▶ Work to do
Extract each line of the data below exactly as written.

Collected data entries

━━━━━━━━━━━━━━━━━━━━

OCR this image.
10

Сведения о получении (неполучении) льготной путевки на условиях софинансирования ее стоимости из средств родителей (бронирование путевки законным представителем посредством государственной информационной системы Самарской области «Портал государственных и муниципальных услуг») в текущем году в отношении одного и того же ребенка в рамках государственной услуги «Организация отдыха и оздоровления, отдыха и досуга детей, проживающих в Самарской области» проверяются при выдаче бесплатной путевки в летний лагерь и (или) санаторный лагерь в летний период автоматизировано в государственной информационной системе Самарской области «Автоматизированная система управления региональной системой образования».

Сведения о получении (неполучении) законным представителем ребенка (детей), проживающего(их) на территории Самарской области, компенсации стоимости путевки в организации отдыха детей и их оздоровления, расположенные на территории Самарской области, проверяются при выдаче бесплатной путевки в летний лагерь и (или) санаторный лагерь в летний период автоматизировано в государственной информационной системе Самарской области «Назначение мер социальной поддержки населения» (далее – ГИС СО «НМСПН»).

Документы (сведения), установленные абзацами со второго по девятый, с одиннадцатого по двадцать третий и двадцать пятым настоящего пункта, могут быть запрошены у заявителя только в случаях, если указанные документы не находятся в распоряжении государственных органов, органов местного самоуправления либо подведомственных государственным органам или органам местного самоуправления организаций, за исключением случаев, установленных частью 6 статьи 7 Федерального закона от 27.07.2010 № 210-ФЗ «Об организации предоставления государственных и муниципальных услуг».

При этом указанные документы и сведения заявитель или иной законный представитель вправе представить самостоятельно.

━━━━━━━━━━━━━━━━━━━━

▶ Task solution
OCR this image.
10

Сведения о получении (неполучении) льготной путевки на условиях софинансирования ее стоимости из средств родителей (бронирование путевки законным представителем посредством государственной информационной системы Самарской области «Портал государственных и муниципальных услуг») в текущем году в отношении одного и того же ребенка в рамках государственной услуги «Организация отдыха и оздоровления, отдыха и досуга детей, проживающих в Самарской области» проверяются при выдаче бесплатной путевки в летний лагерь и (или) санаторный лагерь в летний период автоматизировано в государственной информационной системе Самарской области «Автоматизированная система управления региональной системой образования».

Сведения о получении (неполучении) законным представителем ребенка (детей), проживающего(их) на территории Самарской области, компенсации стоимости путевки в организации отдыха детей и их оздоровления, расположенные на территории Самарской области, проверяются при выдаче бесплатной путевки в летний лагерь и (или) санаторный лагерь в летний период автоматизировано в государственной информационной системе Самарской области «Назначение мер социальной поддержки населения» (далее – ГИС СО «НМСПН»).

Документы (сведения), установленные абзацами со второго по девятый, с одиннадцатого по двадцать третий и двадцать пятым настоящего пункта, могут быть запрошены у заявителя только в случаях, если указанные документы не находятся в распоряжении государственных органов, органов местного самоуправления либо подведомственных государственным органам или органам местного самоуправления организаций, за исключением случаев, установленных частью 6 статьи 7 Федерального закона от 27.07.2010 № 210-ФЗ «Об организации предоставления государственных и муниципальных услуг».

При этом указанные документы и сведения заявитель или иной законный представитель вправе представить самостоятельно.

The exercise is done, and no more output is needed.